Exercise materials ::

▬▬▬

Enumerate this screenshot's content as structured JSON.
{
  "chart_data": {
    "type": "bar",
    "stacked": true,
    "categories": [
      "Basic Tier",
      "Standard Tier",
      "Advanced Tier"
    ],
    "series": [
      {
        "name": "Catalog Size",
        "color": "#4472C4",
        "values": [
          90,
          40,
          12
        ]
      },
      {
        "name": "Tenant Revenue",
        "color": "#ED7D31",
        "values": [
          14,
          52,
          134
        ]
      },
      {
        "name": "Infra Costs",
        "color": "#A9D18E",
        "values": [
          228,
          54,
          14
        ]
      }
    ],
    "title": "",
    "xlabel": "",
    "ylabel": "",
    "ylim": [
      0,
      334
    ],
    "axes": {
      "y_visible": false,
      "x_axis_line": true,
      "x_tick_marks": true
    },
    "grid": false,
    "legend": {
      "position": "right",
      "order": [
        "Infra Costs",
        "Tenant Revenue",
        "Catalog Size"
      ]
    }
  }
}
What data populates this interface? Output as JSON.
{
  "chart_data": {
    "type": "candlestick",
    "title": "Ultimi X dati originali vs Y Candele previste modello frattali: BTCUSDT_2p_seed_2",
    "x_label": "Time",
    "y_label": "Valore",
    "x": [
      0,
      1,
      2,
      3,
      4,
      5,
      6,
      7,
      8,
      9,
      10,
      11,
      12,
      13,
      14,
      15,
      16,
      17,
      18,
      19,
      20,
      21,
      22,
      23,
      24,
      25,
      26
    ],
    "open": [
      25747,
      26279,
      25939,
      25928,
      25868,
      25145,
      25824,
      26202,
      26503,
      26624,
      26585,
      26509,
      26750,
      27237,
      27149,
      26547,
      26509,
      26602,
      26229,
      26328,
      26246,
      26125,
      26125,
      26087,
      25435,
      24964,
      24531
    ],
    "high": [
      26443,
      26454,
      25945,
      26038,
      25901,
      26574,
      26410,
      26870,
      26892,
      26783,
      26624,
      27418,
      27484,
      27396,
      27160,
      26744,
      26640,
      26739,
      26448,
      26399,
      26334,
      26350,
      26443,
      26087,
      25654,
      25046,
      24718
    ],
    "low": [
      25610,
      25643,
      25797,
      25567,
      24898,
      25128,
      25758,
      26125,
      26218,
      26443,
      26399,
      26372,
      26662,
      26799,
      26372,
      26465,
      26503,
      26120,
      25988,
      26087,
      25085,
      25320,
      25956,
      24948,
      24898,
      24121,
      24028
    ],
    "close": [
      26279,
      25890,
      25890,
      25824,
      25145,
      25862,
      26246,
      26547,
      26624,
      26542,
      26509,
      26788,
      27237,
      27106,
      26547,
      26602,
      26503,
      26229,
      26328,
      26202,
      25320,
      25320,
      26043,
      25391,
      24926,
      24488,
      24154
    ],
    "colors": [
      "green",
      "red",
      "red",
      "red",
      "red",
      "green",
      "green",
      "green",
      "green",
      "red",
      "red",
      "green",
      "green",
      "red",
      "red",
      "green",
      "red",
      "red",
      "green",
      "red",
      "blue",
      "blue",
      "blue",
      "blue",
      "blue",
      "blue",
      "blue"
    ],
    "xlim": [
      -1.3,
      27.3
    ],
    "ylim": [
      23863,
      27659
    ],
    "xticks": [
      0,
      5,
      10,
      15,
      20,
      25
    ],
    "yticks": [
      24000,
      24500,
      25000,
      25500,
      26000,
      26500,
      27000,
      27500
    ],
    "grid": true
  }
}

▬▬▬

Set task ::
Of the lines in the records, how many contain the word "name"? Answer with the number and nothing else.

Response for this exercise ::
3